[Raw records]
==========

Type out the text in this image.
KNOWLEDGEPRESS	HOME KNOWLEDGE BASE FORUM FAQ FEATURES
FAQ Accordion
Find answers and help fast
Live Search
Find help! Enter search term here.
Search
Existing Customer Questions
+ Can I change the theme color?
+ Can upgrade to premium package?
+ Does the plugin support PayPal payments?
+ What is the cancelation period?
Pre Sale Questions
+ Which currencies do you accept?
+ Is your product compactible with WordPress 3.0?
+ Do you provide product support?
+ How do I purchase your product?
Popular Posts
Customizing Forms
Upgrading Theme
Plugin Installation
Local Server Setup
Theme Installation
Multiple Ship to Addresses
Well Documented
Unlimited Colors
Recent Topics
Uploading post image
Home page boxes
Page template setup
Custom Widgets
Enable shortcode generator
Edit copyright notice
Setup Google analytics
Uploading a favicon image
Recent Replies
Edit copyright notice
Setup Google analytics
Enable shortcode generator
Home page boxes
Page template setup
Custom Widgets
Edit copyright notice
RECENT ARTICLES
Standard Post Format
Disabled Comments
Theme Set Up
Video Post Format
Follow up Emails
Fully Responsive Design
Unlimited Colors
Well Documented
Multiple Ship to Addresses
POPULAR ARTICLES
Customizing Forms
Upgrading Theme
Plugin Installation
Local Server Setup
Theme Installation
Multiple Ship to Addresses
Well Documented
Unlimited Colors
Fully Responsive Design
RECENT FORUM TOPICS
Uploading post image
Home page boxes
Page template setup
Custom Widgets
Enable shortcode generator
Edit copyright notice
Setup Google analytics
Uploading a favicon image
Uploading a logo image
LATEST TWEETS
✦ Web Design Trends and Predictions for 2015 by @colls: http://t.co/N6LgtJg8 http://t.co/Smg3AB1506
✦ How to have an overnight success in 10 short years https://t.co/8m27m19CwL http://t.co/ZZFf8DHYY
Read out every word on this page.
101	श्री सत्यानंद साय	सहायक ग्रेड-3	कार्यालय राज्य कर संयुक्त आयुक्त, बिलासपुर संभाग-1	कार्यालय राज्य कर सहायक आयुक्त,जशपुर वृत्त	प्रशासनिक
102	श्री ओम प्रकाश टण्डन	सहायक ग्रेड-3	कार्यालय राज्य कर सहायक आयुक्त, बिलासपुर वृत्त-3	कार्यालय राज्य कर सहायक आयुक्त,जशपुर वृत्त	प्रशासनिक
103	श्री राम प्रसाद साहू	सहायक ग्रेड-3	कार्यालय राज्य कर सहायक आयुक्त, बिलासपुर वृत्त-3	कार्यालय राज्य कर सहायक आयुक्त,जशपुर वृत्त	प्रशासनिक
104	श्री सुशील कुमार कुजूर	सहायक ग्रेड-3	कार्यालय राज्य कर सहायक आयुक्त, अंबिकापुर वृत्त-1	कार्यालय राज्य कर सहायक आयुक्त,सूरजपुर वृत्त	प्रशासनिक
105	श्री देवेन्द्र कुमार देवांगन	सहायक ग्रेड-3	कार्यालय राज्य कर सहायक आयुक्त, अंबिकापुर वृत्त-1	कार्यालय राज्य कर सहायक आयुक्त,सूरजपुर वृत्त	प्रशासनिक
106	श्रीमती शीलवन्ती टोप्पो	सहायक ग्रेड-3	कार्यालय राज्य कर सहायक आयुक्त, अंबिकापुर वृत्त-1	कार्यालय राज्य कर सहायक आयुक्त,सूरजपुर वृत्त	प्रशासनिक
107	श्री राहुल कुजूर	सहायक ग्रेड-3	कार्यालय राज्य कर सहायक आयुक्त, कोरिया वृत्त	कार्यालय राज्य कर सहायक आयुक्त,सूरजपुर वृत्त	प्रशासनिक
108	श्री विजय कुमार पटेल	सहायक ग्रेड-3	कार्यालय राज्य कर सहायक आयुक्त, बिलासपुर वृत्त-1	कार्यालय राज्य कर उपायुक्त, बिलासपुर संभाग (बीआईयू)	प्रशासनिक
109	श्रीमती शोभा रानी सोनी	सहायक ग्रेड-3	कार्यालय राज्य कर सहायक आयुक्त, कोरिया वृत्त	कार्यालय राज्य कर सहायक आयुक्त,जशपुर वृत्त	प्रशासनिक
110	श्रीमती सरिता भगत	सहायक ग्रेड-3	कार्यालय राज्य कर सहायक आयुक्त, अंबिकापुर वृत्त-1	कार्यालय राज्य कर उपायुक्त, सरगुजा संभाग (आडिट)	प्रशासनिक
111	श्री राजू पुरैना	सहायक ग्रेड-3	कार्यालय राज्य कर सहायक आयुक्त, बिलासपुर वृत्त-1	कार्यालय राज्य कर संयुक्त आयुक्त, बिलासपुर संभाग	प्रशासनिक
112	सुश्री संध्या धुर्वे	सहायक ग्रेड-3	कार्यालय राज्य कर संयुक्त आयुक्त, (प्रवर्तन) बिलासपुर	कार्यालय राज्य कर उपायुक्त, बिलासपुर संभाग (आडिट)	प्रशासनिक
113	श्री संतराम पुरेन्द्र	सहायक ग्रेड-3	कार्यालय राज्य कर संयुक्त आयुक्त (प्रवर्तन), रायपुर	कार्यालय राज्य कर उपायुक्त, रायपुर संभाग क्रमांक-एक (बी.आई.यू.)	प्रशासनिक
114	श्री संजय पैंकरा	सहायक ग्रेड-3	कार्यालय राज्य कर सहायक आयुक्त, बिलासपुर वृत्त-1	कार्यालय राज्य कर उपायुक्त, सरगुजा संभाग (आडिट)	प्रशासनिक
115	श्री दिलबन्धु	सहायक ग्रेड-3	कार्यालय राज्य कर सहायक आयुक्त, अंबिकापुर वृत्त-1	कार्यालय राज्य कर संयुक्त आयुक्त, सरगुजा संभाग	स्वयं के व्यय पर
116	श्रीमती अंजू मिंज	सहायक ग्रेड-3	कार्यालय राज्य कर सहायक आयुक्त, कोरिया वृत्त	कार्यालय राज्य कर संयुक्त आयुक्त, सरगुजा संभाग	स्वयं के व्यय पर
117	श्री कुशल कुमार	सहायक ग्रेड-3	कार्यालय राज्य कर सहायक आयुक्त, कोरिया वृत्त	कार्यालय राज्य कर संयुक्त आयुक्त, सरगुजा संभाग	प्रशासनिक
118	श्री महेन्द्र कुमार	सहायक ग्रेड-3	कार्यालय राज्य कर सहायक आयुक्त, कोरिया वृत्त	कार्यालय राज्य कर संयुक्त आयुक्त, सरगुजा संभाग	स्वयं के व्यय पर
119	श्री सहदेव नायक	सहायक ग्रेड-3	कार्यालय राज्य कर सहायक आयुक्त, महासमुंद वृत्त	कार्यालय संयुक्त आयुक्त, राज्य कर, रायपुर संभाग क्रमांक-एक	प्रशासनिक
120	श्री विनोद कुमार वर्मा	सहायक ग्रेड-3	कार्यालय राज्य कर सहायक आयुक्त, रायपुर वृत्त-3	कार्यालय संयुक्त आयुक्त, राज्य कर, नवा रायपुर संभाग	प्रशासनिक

==========

Each record must be repeated exactly as it is.

WRITTEN SOLUTION:
Type out the text in this image.
KNOWLEDGEPRESS	HOME KNOWLEDGE BASE FORUM FAQ FEATURES
FAQ Accordion
Find answers and help fast
Live Search
Find help! Enter search term here.
Search
Existing Customer Questions
+ Can I change the theme color?
+ Can upgrade to premium package?
+ Does the plugin support PayPal payments?
+ What is the cancelation period?
Pre Sale Questions
+ Which currencies do you accept?
+ Is your product compactible with WordPress 3.0?
+ Do you provide product support?
+ How do I purchase your product?
Popular Posts
Customizing Forms
Upgrading Theme
Plugin Installation
Local Server Setup
Theme Installation
Multiple Ship to Addresses
Well Documented
Unlimited Colors
Recent Topics
Uploading post image
Home page boxes
Page template setup
Custom Widgets
Enable shortcode generator
Edit copyright notice
Setup Google analytics
Uploading a favicon image
Recent Replies
Edit copyright notice
Setup Google analytics
Enable shortcode generator
Home page boxes
Page template setup
Custom Widgets
Edit copyright notice
RECENT ARTICLES
Standard Post Format
Disabled Comments
Theme Set Up
Video Post Format
Follow up Emails
Fully Responsive Design
Unlimited Colors
Well Documented
Multiple Ship to Addresses
POPULAR ARTICLES
Customizing Forms
Upgrading Theme
Plugin Installation
Local Server Setup
Theme Installation
Multiple Ship to Addresses
Well Documented
Unlimited Colors
Fully Responsive Design
RECENT FORUM TOPICS
Uploading post image
Home page boxes
Page template setup
Custom Widgets
Enable shortcode generator
Edit copyright notice
Setup Google analytics
Uploading a favicon image
Uploading a logo image
LATEST TWEETS
✦ Web Design Trends and Predictions for 2015 by @colls: http://t.co/N6LgtJg8 http://t.co/Smg3AB1506
✦ How to have an overnight success in 10 short years https://t.co/8m27m19CwL http://t.co/ZZFf8DHYY
Read out every word on this page.
101	श्री सत्यानंद साय	सहायक ग्रेड-3	कार्यालय राज्य कर संयुक्त आयुक्त, बिलासपुर संभाग-1	कार्यालय राज्य कर सहायक आयुक्त,जशपुर वृत्त	प्रशासनिक
102	श्री ओम प्रकाश टण्डन	सहायक ग्रेड-3	कार्यालय राज्य कर सहायक आयुक्त, बिलासपुर वृत्त-3	कार्यालय राज्य कर सहायक आयुक्त,जशपुर वृत्त	प्रशासनिक
103	श्री राम प्रसाद साहू	सहायक ग्रेड-3	कार्यालय राज्य कर सहायक आयुक्त, बिलासपुर वृत्त-3	कार्यालय राज्य कर सहायक आयुक्त,जशपुर वृत्त	प्रशासनिक
104	श्री सुशील कुमार कुजूर	सहायक ग्रेड-3	कार्यालय राज्य कर सहायक आयुक्त, अंबिकापुर वृत्त-1	कार्यालय राज्य कर सहायक आयुक्त,सूरजपुर वृत्त	प्रशासनिक
105	श्री देवेन्द्र कुमार देवांगन	सहायक ग्रेड-3	कार्यालय राज्य कर सहायक आयुक्त, अंबिकापुर वृत्त-1	कार्यालय राज्य कर सहायक आयुक्त,सूरजपुर वृत्त	प्रशासनिक
106	श्रीमती शीलवन्ती टोप्पो	सहायक ग्रेड-3	कार्यालय राज्य कर सहायक आयुक्त, अंबिकापुर वृत्त-1	कार्यालय राज्य कर सहायक आयुक्त,सूरजपुर वृत्त	प्रशासनिक
107	श्री राहुल कुजूर	सहायक ग्रेड-3	कार्यालय राज्य कर सहायक आयुक्त, कोरिया वृत्त	कार्यालय राज्य कर सहायक आयुक्त,सूरजपुर वृत्त	प्रशासनिक
108	श्री विजय कुमार पटेल	सहायक ग्रेड-3	कार्यालय राज्य कर सहायक आयुक्त, बिलासपुर वृत्त-1	कार्यालय राज्य कर उपायुक्त, बिलासपुर संभाग (बीआईयू)	प्रशासनिक
109	श्रीमती शोभा रानी सोनी	सहायक ग्रेड-3	कार्यालय राज्य कर सहायक आयुक्त, कोरिया वृत्त	कार्यालय राज्य कर सहायक आयुक्त,जशपुर वृत्त	प्रशासनिक
110	श्रीमती सरिता भगत	सहायक ग्रेड-3	कार्यालय राज्य कर सहायक आयुक्त, अंबिकापुर वृत्त-1	कार्यालय राज्य कर उपायुक्त, सरगुजा संभाग (आडिट)	प्रशासनिक
111	श्री राजू पुरैना	सहायक ग्रेड-3	कार्यालय राज्य कर सहायक आयुक्त, बिलासपुर वृत्त-1	कार्यालय राज्य कर संयुक्त आयुक्त, बिलासपुर संभाग	प्रशासनिक
112	सुश्री संध्या धुर्वे	सहायक ग्रेड-3	कार्यालय राज्य कर संयुक्त आयुक्त, (प्रवर्तन) बिलासपुर	कार्यालय राज्य कर उपायुक्त, बिलासपुर संभाग (आडिट)	प्रशासनिक
113	श्री संतराम पुरेन्द्र	सहायक ग्रेड-3	कार्यालय राज्य कर संयुक्त आयुक्त (प्रवर्तन), रायपुर	कार्यालय राज्य कर उपायुक्त, रायपुर संभाग क्रमांक-एक (बी.आई.यू.)	प्रशासनिक
114	श्री संजय पैंकरा	सहायक ग्रेड-3	कार्यालय राज्य कर सहायक आयुक्त, बिलासपुर वृत्त-1	कार्यालय राज्य कर उपायुक्त, सरगुजा संभाग (आडिट)	प्रशासनिक
115	श्री दिलबन्धु	सहायक ग्रेड-3	कार्यालय राज्य कर सहायक आयुक्त, अंबिकापुर वृत्त-1	कार्यालय राज्य कर संयुक्त आयुक्त, सरगुजा संभाग	स्वयं के व्यय पर
116	श्रीमती अंजू मिंज	सहायक ग्रेड-3	कार्यालय राज्य कर सहायक आयुक्त, कोरिया वृत्त	कार्यालय राज्य कर संयुक्त आयुक्त, सरगुजा संभाग	स्वयं के व्यय पर
117	श्री कुशल कुमार	सहायक ग्रेड-3	कार्यालय राज्य कर सहायक आयुक्त, कोरिया वृत्त	कार्यालय राज्य कर संयुक्त आयुक्त, सरगुजा संभाग	प्रशासनिक
118	श्री महेन्द्र कुमार	सहायक ग्रेड-3	कार्यालय राज्य कर सहायक आयुक्त, कोरिया वृत्त	कार्यालय राज्य कर संयुक्त आयुक्त, सरगुजा संभाग	स्वयं के व्यय पर
119	श्री सहदेव नायक	सहायक ग्रेड-3	कार्यालय राज्य कर सहायक आयुक्त, महासमुंद वृत्त	कार्यालय संयुक्त आयुक्त, राज्य कर, रायपुर संभाग क्रमांक-एक	प्रशासनिक
120	श्री विनोद कुमार वर्मा	सहायक ग्रेड-3	कार्यालय राज्य कर सहायक आयुक्त, रायपुर वृत्त-3	कार्यालय संयुक्त आयुक्त, राज्य कर, नवा रायपुर संभाग	प्रशासनिक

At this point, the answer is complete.